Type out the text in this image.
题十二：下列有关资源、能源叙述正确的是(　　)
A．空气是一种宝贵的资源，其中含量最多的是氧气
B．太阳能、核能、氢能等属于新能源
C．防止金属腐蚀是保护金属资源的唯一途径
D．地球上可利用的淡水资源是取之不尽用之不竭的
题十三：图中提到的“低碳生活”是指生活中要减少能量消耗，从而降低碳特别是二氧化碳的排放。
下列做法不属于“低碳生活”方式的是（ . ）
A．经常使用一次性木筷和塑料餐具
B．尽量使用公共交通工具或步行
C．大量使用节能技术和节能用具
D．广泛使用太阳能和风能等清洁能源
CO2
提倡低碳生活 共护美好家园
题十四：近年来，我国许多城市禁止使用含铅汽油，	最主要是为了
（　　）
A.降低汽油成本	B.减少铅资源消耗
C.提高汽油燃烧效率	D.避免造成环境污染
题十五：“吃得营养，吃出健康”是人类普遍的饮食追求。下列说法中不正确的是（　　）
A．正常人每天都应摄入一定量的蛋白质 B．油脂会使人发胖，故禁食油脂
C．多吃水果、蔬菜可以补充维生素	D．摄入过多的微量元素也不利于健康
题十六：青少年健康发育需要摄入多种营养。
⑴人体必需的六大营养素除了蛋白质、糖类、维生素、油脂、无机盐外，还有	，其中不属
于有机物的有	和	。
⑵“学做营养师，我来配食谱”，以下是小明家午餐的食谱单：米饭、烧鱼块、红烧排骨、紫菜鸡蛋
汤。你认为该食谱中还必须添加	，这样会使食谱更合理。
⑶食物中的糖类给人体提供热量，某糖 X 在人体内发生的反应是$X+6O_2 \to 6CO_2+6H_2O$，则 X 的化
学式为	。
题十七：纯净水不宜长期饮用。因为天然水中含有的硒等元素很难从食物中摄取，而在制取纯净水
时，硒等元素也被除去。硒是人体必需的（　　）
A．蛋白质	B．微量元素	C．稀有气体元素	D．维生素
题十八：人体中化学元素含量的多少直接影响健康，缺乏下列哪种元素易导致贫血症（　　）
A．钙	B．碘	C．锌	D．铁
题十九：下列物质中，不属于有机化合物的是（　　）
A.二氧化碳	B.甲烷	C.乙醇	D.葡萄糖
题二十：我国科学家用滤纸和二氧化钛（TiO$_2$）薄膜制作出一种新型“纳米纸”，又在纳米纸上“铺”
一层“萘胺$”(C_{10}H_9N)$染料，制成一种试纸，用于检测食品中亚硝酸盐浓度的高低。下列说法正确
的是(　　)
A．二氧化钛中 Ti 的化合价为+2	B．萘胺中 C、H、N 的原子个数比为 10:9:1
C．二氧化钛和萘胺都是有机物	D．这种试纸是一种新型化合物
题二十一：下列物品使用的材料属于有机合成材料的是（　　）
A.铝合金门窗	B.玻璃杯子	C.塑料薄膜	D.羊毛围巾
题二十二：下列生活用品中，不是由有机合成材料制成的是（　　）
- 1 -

+-------+

The problem: Write out the entries above once more, without altering anything.

Full solution:
Type out the text in this image.
题十二：下列有关资源、能源叙述正确的是(　　)
A．空气是一种宝贵的资源，其中含量最多的是氧气
B．太阳能、核能、氢能等属于新能源
C．防止金属腐蚀是保护金属资源的唯一途径
D．地球上可利用的淡水资源是取之不尽用之不竭的
题十三：图中提到的“低碳生活”是指生活中要减少能量消耗，从而降低碳特别是二氧化碳的排放。
下列做法不属于“低碳生活”方式的是（ . ）
A．经常使用一次性木筷和塑料餐具
B．尽量使用公共交通工具或步行
C．大量使用节能技术和节能用具
D．广泛使用太阳能和风能等清洁能源
CO2
提倡低碳生活 共护美好家园
题十四：近年来，我国许多城市禁止使用含铅汽油，	最主要是为了
（　　）
A.降低汽油成本	B.减少铅资源消耗
C.提高汽油燃烧效率	D.避免造成环境污染
题十五：“吃得营养，吃出健康”是人类普遍的饮食追求。下列说法中不正确的是（　　）
A．正常人每天都应摄入一定量的蛋白质 B．油脂会使人发胖，故禁食油脂
C．多吃水果、蔬菜可以补充维生素	D．摄入过多的微量元素也不利于健康
题十六：青少年健康发育需要摄入多种营养。
⑴人体必需的六大营养素除了蛋白质、糖类、维生素、油脂、无机盐外，还有	，其中不属
于有机物的有	和	。
⑵“学做营养师，我来配食谱”，以下是小明家午餐的食谱单：米饭、烧鱼块、红烧排骨、紫菜鸡蛋
汤。你认为该食谱中还必须添加	，这样会使食谱更合理。
⑶食物中的糖类给人体提供热量，某糖 X 在人体内发生的反应是$X+6O_2 \to 6CO_2+6H_2O$，则 X 的化
学式为	。
题十七：纯净水不宜长期饮用。因为天然水中含有的硒等元素很难从食物中摄取，而在制取纯净水
时，硒等元素也被除去。硒是人体必需的（　　）
A．蛋白质	B．微量元素	C．稀有气体元素	D．维生素
题十八：人体中化学元素含量的多少直接影响健康，缺乏下列哪种元素易导致贫血症（　　）
A．钙	B．碘	C．锌	D．铁
题十九：下列物质中，不属于有机化合物的是（　　）
A.二氧化碳	B.甲烷	C.乙醇	D.葡萄糖
题二十：我国科学家用滤纸和二氧化钛（TiO$_2$）薄膜制作出一种新型“纳米纸”，又在纳米纸上“铺”
一层“萘胺$”(C_{10}H_9N)$染料，制成一种试纸，用于检测食品中亚硝酸盐浓度的高低。下列说法正确
的是(　　)
A．二氧化钛中 Ti 的化合价为+2	B．萘胺中 C、H、N 的原子个数比为 10:9:1
C．二氧化钛和萘胺都是有机物	D．这种试纸是一种新型化合物
题二十一：下列物品使用的材料属于有机合成材料的是（　　）
A.铝合金门窗	B.玻璃杯子	C.塑料薄膜	D.羊毛围巾
题二十二：下列生活用品中，不是由有机合成材料制成的是（　　）
- 1 -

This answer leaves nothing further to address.